** Stored rows **
++++
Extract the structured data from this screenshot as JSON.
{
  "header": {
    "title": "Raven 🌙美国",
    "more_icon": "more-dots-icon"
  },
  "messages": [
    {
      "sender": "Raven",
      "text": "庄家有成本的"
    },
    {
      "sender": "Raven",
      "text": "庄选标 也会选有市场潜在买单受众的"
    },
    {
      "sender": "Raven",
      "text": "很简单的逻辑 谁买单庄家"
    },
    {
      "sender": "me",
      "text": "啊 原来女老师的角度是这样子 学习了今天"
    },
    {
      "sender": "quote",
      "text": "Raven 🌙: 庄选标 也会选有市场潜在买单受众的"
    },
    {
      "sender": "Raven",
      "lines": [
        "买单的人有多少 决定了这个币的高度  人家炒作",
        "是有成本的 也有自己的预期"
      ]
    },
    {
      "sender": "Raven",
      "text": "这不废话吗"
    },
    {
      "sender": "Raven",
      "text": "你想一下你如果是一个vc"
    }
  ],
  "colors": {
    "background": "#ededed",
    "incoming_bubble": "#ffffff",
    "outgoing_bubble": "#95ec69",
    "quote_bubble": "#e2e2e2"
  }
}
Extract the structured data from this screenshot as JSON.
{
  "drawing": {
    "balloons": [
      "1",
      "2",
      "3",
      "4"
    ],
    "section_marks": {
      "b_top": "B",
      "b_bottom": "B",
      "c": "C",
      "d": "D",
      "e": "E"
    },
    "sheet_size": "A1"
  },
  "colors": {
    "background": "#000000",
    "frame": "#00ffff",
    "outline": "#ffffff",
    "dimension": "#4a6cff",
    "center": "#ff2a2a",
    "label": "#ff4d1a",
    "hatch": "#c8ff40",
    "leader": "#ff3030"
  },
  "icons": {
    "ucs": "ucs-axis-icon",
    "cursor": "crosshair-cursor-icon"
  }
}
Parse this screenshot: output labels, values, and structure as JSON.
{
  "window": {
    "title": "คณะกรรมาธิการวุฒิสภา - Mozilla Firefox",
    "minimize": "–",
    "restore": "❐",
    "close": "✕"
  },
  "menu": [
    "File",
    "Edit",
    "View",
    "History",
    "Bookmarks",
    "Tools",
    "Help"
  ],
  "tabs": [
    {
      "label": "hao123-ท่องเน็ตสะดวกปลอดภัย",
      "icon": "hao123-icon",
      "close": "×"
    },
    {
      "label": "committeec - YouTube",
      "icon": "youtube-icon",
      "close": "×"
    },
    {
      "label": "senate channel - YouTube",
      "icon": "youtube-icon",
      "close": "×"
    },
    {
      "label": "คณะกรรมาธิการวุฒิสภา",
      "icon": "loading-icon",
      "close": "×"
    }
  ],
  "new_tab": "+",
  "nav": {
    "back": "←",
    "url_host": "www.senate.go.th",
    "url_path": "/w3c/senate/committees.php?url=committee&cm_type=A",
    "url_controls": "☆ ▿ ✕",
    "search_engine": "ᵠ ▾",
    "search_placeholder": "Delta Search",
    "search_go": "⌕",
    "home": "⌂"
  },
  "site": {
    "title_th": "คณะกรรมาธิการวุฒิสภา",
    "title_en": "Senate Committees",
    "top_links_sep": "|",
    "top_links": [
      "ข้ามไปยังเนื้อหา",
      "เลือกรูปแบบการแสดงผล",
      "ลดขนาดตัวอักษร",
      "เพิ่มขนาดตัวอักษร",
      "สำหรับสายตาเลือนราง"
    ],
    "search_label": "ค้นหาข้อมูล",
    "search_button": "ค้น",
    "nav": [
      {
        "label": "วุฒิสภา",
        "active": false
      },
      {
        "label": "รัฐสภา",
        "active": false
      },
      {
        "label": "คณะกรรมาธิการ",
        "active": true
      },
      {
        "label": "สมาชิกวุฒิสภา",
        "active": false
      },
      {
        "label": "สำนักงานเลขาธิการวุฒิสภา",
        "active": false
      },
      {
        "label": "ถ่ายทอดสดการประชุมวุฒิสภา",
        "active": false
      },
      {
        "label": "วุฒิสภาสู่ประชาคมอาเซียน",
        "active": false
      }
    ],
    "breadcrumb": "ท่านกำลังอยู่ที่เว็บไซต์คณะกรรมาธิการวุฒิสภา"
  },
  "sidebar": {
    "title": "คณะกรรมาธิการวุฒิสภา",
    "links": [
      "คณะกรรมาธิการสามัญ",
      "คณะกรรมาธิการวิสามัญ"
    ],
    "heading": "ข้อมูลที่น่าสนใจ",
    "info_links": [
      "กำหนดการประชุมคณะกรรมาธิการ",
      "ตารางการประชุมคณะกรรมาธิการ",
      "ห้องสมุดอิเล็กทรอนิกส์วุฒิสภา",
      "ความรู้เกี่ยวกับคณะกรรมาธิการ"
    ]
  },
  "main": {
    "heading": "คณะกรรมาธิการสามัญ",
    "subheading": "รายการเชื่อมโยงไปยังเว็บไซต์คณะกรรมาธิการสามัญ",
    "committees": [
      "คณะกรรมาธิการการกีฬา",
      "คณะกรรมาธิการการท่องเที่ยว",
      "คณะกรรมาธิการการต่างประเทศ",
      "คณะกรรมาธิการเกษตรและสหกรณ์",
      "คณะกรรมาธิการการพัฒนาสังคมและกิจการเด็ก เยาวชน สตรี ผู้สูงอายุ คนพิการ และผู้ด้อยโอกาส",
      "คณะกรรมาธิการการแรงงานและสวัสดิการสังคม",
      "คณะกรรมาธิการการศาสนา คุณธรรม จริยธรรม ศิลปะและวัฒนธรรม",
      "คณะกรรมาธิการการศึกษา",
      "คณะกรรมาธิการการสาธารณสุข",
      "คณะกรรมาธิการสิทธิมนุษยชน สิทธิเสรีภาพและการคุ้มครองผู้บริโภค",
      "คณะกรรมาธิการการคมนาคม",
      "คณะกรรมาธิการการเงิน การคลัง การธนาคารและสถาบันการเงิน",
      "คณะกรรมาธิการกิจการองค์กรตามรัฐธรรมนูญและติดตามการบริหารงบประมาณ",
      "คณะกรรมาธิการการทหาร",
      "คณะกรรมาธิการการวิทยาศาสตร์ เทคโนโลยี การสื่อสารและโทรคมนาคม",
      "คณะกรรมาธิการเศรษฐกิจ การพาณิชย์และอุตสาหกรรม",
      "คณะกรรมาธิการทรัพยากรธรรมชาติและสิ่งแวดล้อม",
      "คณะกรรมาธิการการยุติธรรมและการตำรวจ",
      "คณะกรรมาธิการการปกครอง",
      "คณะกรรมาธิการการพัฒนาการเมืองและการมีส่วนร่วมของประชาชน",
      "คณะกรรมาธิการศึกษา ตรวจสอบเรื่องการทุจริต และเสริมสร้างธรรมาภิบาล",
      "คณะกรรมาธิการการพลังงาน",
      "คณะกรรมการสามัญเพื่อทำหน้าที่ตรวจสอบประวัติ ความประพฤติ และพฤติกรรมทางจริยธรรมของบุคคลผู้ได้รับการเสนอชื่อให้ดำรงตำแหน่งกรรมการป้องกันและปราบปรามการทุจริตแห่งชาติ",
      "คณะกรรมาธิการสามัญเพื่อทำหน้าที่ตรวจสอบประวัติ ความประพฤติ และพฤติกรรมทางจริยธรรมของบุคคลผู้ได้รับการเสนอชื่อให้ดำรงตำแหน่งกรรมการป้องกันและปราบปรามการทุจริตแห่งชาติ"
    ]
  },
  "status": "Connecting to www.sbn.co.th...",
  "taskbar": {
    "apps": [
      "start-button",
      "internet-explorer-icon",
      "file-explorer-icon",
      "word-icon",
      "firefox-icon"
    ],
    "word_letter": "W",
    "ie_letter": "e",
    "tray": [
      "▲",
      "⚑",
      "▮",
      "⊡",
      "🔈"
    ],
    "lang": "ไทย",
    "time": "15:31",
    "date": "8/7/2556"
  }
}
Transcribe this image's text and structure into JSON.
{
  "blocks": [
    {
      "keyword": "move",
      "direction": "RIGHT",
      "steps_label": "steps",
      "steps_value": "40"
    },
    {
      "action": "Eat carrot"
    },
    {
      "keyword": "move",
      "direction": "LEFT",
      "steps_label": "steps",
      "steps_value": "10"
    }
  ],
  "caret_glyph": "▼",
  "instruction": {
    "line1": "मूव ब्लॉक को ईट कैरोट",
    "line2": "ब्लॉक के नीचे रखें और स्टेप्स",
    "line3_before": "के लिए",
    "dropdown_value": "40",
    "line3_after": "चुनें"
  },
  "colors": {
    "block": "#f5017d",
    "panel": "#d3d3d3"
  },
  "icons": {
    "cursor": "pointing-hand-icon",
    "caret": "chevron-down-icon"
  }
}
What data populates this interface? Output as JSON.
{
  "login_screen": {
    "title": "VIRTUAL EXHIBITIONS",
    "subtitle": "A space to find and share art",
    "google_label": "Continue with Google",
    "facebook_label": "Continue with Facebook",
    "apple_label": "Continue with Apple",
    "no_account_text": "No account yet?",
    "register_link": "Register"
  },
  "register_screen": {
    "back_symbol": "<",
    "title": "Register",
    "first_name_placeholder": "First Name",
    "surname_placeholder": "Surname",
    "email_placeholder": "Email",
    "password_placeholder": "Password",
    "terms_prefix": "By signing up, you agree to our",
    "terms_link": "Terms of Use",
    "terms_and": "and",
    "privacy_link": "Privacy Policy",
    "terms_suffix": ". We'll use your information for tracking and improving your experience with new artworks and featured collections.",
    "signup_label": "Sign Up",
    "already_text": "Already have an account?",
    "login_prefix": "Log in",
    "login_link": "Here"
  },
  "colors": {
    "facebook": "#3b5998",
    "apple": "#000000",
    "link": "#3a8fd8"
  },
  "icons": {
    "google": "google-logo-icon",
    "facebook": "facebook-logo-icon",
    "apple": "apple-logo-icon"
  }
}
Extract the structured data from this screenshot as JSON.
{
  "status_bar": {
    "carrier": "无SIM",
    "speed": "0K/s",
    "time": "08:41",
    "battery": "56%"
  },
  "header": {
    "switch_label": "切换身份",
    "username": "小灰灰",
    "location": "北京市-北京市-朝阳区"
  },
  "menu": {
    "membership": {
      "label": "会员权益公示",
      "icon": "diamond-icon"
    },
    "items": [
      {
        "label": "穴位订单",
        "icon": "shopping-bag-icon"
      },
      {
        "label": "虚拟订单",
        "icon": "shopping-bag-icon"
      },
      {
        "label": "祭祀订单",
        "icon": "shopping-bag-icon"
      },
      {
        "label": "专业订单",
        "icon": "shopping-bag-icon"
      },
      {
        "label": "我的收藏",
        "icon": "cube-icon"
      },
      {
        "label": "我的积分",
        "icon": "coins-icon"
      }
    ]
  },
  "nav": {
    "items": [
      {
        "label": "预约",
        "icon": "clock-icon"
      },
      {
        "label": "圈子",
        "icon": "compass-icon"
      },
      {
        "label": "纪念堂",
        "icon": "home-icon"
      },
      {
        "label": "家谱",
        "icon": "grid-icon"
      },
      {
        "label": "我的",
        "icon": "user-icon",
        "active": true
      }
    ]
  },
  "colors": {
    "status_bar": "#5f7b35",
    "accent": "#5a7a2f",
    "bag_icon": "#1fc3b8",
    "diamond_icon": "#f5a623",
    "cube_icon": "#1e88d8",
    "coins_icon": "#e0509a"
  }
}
++++
** Task to carry out **
Copy out every line in the entries above that holds "บการเสนอช".

** Answer to the task **
      "คณะกรรมการสามัญเพื่อทำหน้าที่ตรวจสอบประวัติ ความประพฤติ และพฤติกรรมทางจริยธรรมของบุคคลผู้ได้รับการเสนอชื่อให้ดำรงตำแหน่งกรรมการป้องกันและปราบปรามการทุจริตแห่งชาติ",
      "คณะกรรมาธิการสามัญเพื่อทำหน้าที่ตรวจสอบประวัติ ความประพฤติ และพฤติกรรมทางจริยธรรมของบุคคลผู้ได้รับการเสนอชื่อให้ดำรงตำแหน่งกรรมการป้องกันและปราบปรามการทุจริตแห่งชาติ"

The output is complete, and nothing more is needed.